Work to complete - Indicate only the number of lines in the listing below in which the word "JSON" appears.

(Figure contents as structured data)
------

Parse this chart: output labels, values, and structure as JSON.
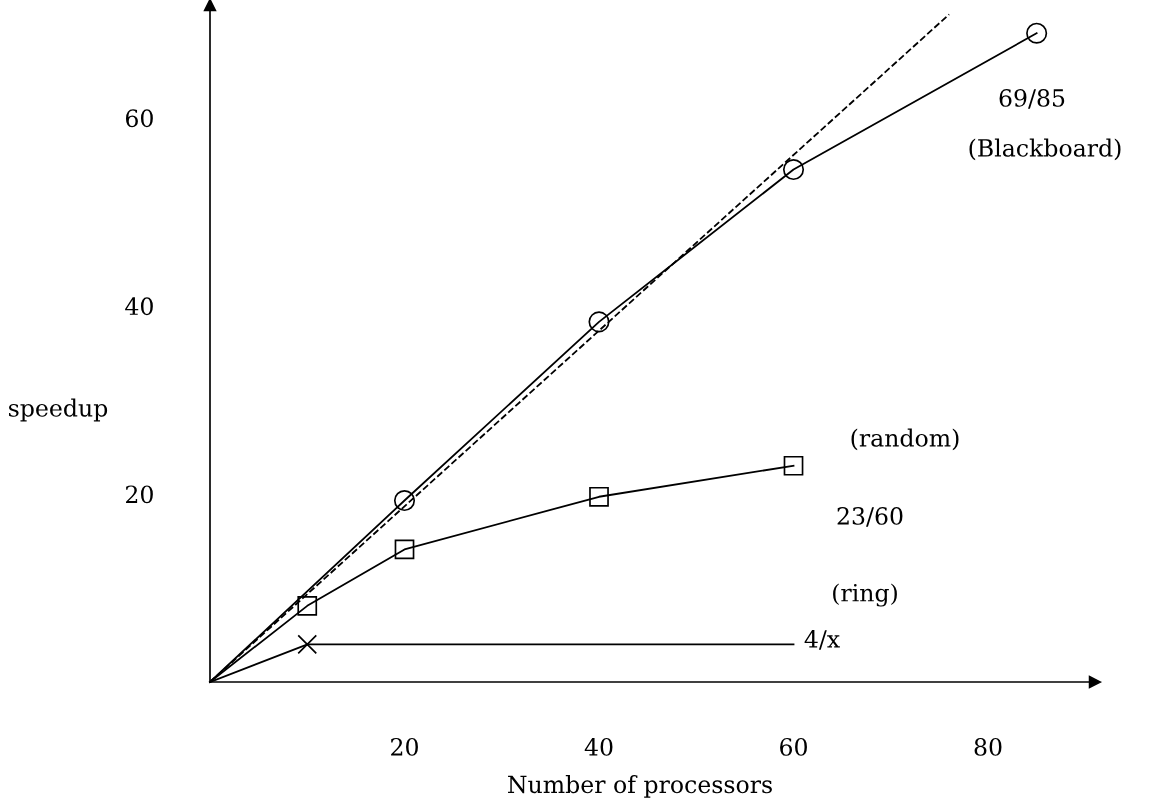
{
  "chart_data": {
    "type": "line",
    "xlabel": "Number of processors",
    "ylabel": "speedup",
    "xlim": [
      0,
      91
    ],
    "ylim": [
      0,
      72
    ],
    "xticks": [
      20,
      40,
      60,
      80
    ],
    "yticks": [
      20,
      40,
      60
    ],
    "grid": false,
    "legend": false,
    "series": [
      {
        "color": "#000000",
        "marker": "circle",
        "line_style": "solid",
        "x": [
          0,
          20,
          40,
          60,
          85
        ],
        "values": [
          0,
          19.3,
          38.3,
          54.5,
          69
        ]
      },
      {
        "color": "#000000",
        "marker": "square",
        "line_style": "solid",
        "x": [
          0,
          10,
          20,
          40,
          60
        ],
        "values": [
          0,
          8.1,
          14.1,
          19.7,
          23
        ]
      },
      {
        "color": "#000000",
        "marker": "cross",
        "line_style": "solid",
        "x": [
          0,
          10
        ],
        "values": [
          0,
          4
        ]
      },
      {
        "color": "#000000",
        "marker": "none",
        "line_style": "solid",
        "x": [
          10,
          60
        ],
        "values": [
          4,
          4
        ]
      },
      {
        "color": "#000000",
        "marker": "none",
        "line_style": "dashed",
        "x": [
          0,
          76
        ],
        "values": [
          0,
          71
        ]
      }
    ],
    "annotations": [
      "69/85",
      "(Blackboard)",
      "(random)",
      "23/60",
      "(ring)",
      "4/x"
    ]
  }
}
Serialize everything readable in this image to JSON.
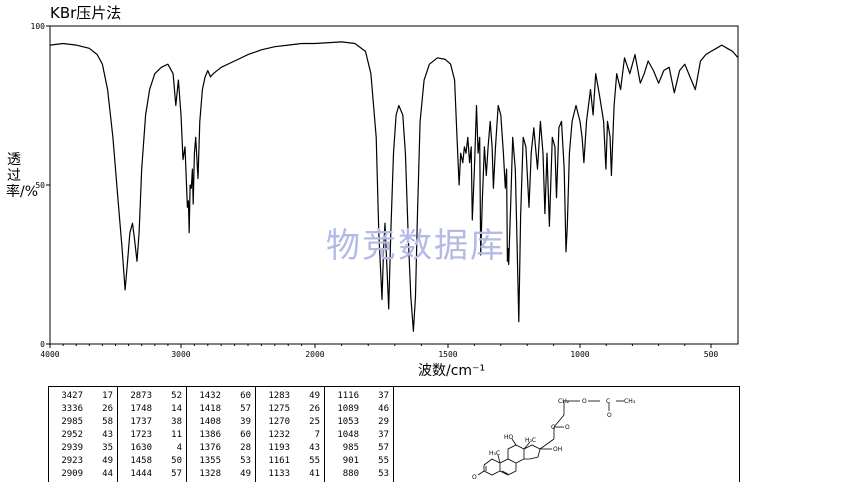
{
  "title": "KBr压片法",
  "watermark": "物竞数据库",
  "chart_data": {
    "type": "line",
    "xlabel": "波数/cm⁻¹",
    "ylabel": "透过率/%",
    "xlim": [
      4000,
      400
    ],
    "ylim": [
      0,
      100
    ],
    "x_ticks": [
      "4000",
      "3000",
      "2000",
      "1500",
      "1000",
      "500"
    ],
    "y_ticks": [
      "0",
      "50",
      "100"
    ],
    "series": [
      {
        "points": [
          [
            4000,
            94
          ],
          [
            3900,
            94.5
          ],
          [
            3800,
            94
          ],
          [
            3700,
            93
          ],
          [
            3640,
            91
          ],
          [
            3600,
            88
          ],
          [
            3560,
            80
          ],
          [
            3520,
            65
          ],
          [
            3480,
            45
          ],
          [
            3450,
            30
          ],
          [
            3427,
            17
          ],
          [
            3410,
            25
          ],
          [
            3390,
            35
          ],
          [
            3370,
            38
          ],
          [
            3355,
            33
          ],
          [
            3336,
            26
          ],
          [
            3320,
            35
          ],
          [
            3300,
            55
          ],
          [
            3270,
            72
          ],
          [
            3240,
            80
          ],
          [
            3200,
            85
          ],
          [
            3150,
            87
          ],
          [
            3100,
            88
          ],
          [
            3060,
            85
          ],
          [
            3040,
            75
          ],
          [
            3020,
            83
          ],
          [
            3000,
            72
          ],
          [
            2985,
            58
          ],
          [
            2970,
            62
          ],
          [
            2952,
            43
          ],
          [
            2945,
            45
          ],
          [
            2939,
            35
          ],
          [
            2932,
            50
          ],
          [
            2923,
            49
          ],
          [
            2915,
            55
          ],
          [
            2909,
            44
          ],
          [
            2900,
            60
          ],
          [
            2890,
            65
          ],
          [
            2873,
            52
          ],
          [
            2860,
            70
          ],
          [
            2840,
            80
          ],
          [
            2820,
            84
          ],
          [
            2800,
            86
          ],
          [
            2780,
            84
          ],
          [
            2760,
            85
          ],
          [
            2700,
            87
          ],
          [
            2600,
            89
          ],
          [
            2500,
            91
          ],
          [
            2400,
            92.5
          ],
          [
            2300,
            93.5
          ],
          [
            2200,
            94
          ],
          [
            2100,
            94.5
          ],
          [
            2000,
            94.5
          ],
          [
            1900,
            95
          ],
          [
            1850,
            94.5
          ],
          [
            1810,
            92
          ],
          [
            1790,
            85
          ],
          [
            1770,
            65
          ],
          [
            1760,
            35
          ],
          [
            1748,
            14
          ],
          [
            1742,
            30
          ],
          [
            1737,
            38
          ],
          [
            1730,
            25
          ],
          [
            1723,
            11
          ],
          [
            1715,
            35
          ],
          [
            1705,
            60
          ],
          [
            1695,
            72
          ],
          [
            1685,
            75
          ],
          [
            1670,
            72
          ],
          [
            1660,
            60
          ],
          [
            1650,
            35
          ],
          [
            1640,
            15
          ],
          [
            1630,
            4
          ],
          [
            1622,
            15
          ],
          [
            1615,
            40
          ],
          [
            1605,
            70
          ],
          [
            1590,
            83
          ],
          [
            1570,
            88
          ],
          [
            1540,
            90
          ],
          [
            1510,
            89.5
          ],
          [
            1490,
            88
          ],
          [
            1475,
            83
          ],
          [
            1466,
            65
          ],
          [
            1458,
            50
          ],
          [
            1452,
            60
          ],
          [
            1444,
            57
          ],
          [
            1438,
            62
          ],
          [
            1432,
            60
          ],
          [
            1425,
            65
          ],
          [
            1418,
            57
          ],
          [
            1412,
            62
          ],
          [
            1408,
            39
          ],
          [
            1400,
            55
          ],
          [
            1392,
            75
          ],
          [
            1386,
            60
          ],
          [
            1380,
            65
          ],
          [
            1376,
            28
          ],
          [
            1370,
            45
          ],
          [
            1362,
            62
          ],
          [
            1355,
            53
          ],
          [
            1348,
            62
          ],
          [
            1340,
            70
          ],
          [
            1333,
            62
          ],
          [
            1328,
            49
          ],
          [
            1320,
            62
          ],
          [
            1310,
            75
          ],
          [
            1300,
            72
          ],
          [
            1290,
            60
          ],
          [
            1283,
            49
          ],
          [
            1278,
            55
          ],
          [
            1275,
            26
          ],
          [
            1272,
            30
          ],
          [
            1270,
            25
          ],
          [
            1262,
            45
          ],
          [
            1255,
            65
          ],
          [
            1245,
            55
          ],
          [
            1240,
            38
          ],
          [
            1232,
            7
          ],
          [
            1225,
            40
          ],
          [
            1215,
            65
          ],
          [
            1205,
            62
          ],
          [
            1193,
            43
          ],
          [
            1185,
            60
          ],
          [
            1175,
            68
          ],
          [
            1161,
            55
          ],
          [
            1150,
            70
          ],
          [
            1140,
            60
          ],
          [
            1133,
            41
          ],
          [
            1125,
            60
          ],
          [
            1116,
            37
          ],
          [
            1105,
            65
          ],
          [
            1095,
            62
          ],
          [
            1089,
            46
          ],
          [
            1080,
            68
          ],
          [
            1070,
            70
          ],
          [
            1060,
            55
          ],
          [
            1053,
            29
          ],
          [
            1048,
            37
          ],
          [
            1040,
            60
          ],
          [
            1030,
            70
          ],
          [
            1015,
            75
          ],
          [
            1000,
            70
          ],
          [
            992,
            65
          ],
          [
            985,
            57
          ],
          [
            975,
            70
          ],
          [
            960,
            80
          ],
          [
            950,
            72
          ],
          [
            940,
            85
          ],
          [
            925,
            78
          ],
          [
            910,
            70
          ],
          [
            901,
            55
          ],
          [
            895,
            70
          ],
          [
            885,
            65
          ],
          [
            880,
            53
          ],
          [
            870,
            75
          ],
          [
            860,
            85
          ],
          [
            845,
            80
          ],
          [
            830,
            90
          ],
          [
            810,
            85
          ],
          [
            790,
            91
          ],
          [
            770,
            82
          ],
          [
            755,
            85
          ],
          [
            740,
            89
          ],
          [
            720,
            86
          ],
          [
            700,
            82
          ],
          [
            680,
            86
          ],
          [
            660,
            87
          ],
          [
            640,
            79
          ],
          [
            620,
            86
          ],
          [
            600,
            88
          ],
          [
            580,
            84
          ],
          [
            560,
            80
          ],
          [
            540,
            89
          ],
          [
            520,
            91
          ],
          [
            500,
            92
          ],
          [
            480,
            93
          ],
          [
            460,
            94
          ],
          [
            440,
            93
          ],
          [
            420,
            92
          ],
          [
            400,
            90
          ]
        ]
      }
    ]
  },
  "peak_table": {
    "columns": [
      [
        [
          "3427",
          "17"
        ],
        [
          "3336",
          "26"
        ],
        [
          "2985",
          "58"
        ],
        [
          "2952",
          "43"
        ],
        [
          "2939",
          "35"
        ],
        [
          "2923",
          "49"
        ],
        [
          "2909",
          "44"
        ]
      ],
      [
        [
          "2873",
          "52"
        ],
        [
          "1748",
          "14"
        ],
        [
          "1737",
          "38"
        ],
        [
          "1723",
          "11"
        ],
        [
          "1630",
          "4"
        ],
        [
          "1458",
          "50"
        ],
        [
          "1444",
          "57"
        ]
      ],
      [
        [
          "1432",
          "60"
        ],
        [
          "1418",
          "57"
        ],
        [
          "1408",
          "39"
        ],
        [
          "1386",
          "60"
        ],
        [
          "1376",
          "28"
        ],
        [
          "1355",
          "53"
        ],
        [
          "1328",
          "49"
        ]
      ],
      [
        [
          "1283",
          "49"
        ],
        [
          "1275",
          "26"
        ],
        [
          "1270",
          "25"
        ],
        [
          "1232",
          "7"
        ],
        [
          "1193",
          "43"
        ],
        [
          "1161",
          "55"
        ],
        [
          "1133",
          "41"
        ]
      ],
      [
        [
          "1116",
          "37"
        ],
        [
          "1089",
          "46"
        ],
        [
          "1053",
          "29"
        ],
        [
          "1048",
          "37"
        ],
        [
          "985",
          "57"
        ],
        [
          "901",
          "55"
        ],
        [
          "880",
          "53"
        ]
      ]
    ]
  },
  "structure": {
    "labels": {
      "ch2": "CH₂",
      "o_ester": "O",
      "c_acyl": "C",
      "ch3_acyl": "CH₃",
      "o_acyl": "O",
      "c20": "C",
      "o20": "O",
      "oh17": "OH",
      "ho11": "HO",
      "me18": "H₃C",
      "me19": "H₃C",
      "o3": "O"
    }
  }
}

------

Result - 2